[Figure record extracts]
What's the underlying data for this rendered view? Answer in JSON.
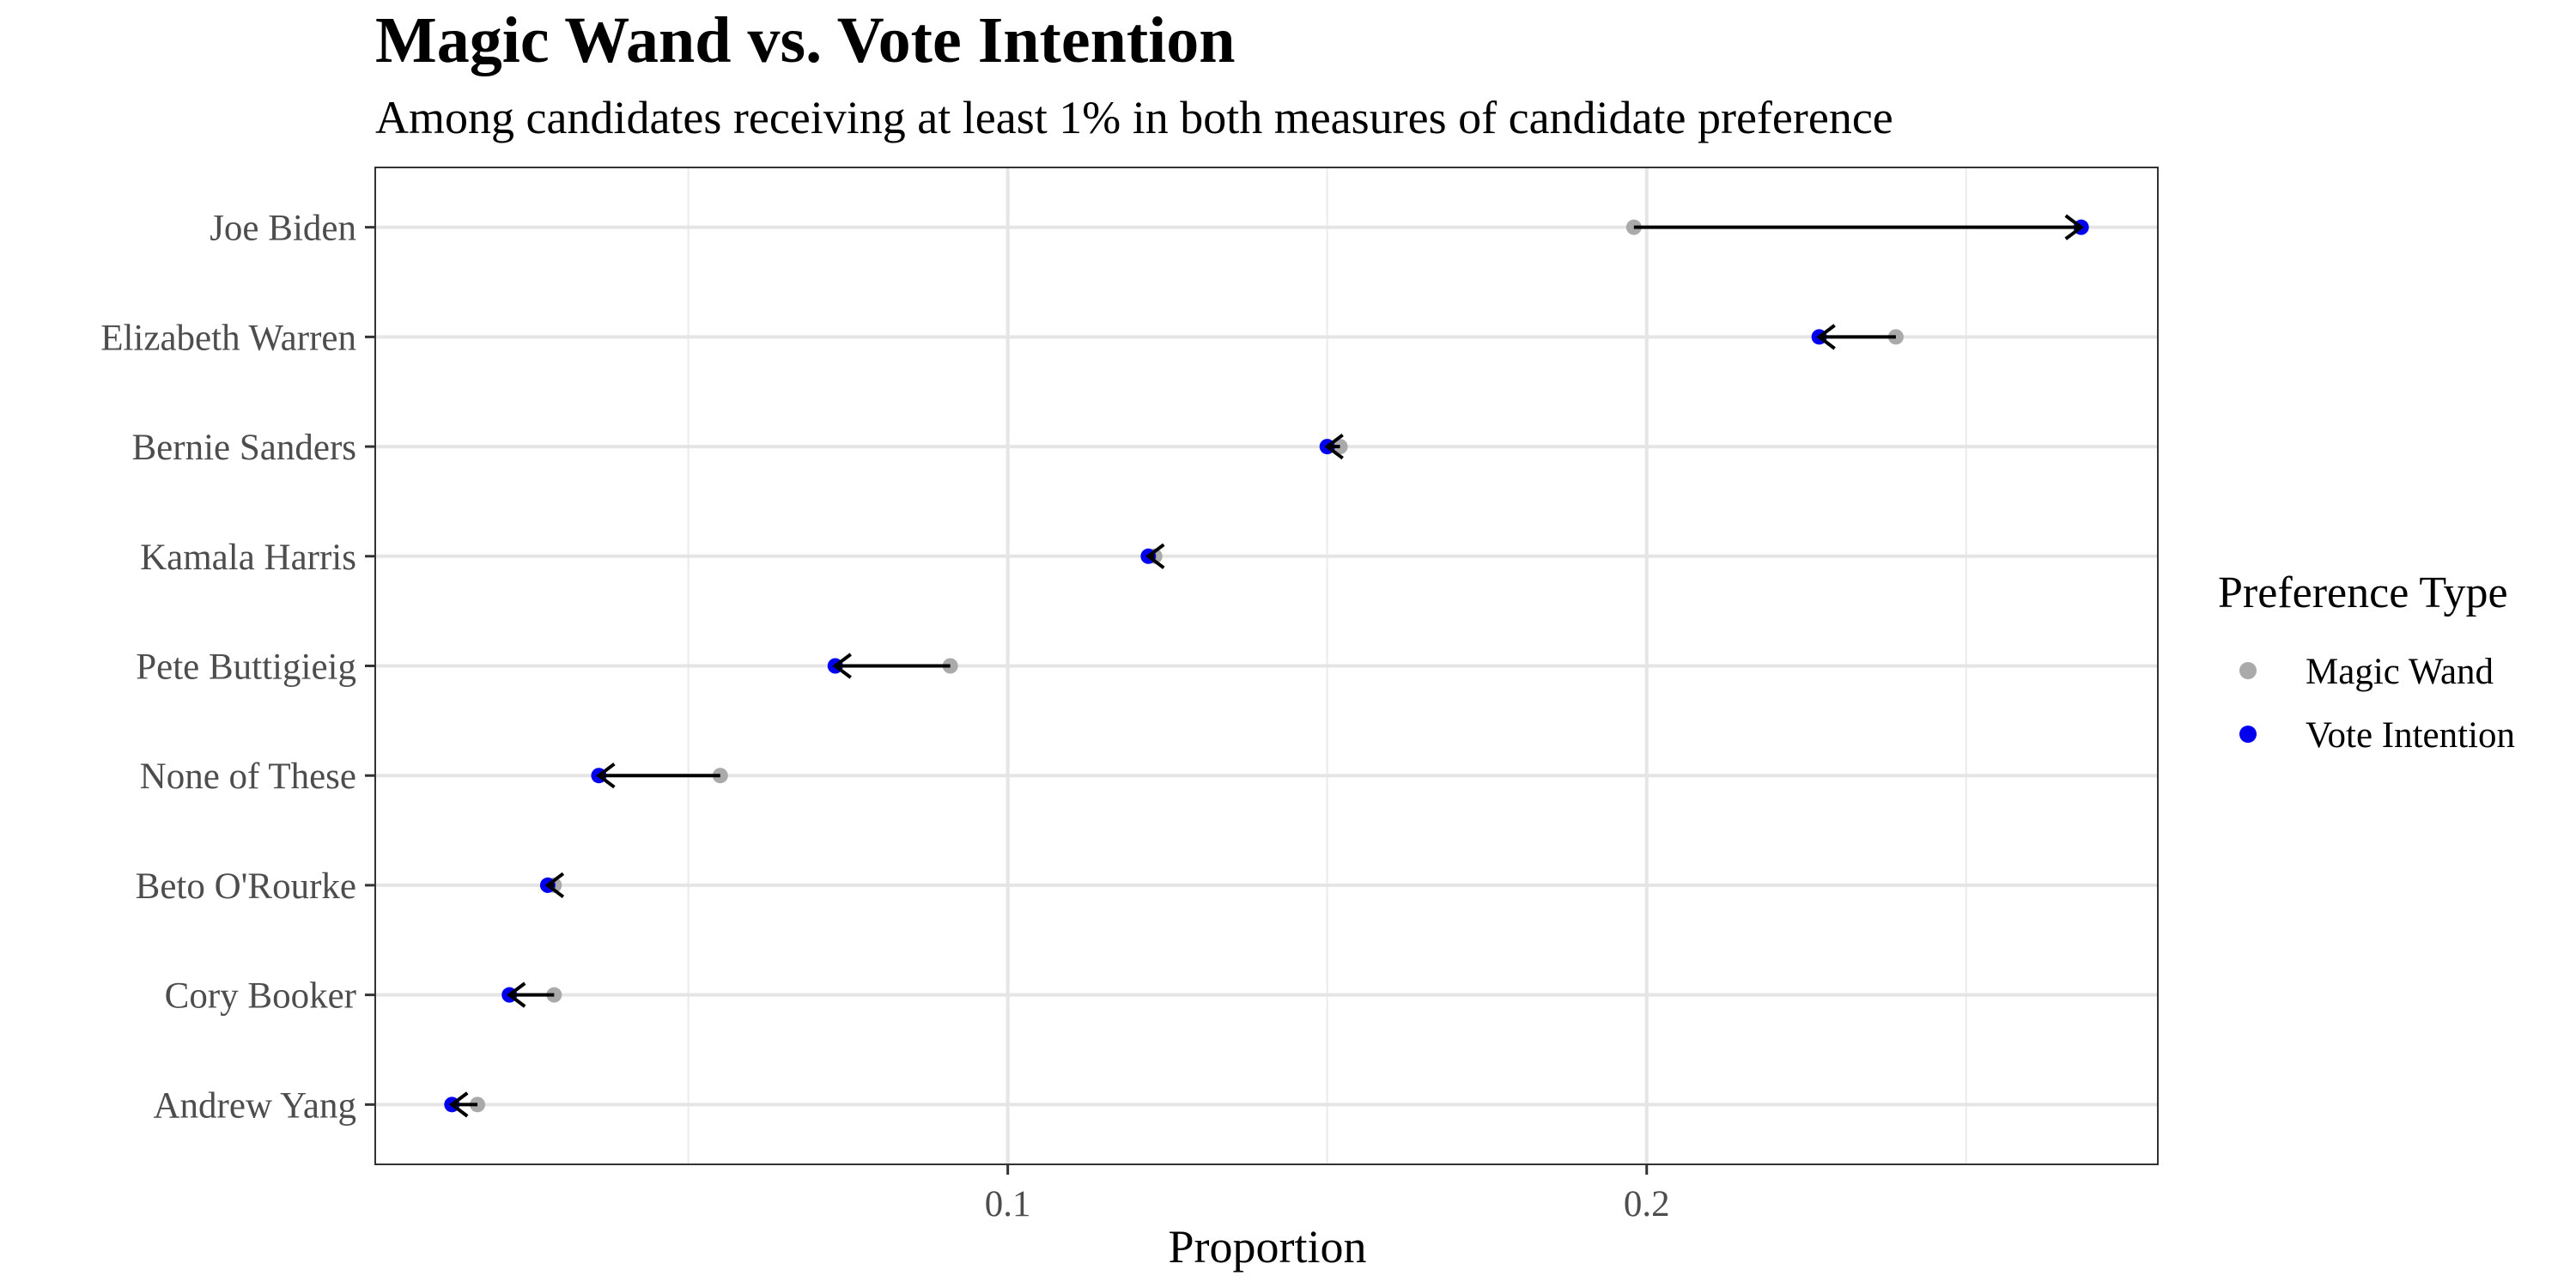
{
  "chart_data": {
    "type": "dumbbell",
    "title": "Magic Wand vs. Vote Intention",
    "subtitle": "Among candidates receiving at least 1% in both measures of candidate preference",
    "xlabel": "Proportion",
    "ylabel": "",
    "xlim": [
      0.001,
      0.28
    ],
    "x_ticks": [
      0.1,
      0.2
    ],
    "x_tick_labels": [
      "0.1",
      "0.2"
    ],
    "grid": true,
    "legend": {
      "title": "Preference Type",
      "position": "right",
      "entries": [
        "Magic Wand",
        "Vote Intention"
      ]
    },
    "categories": [
      "Joe Biden",
      "Elizabeth Warren",
      "Bernie Sanders",
      "Kamala Harris",
      "Pete Buttigieig",
      "None of These",
      "Beto O'Rourke",
      "Cory Booker",
      "Andrew Yang"
    ],
    "series": [
      {
        "name": "Magic Wand",
        "color": "#aaaaaa",
        "values": [
          0.198,
          0.239,
          0.152,
          0.123,
          0.091,
          0.055,
          0.029,
          0.029,
          0.017
        ]
      },
      {
        "name": "Vote Intention",
        "color": "#0000ee",
        "values": [
          0.268,
          0.227,
          0.15,
          0.122,
          0.073,
          0.036,
          0.028,
          0.022,
          0.013
        ]
      }
    ],
    "arrow_color": "#000000"
  }
}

--- DESCRIPTION OF THE TASK ---
Copy out every line of the data that includes "name".

--- RESULT FOR THIS EXERCISE ---
        "name": "Magic Wand",
        "name": "Vote Intention",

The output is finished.